(Dataset records on visual material)
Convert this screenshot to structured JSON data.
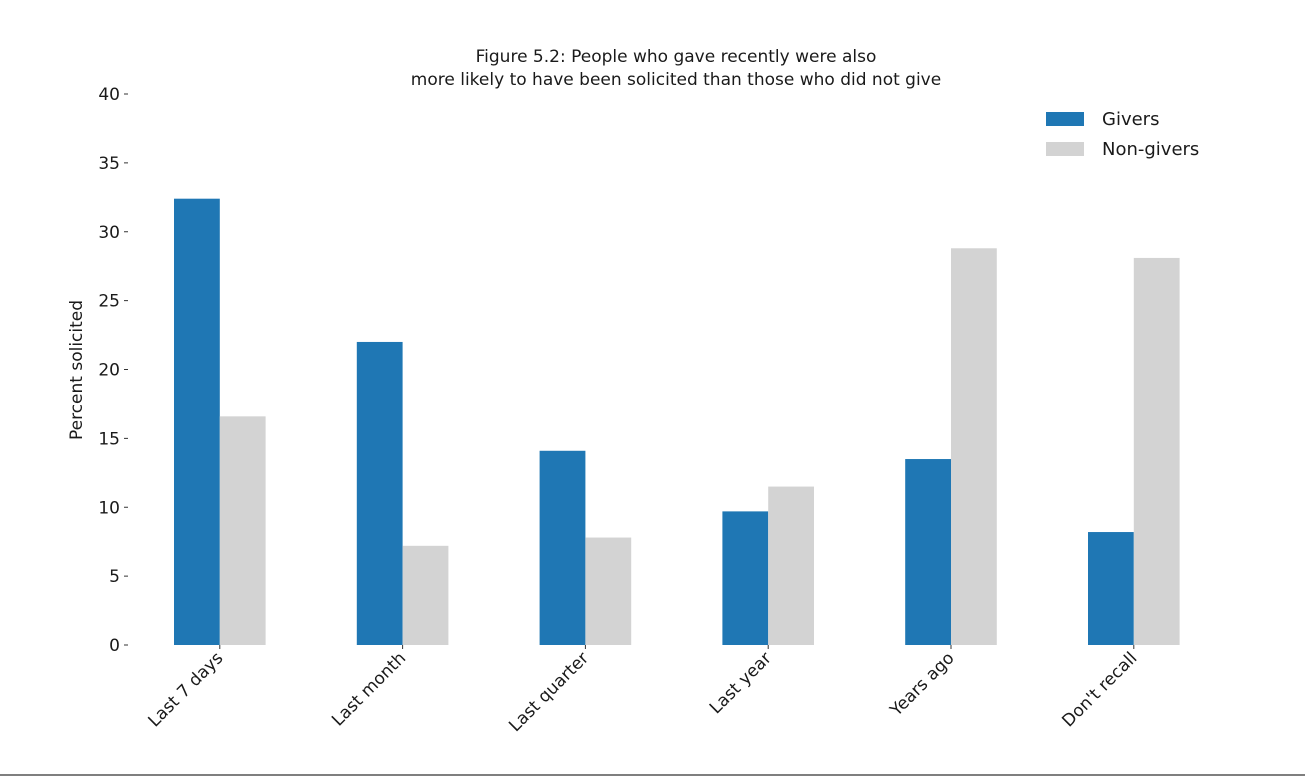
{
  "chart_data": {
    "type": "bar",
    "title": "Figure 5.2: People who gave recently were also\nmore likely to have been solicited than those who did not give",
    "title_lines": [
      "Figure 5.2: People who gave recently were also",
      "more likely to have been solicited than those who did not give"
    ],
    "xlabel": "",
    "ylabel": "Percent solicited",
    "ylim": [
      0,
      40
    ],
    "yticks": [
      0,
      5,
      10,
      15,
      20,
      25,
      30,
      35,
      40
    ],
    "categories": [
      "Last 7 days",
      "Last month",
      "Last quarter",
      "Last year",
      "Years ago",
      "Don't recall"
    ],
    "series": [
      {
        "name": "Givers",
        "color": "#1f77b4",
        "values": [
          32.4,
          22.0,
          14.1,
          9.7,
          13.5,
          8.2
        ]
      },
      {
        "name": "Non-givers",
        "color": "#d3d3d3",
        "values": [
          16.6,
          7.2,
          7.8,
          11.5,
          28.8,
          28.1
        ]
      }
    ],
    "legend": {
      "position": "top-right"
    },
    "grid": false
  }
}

== Problem details ==
Only the number is required: the count of lines containing the word "have".

== Full response ==
2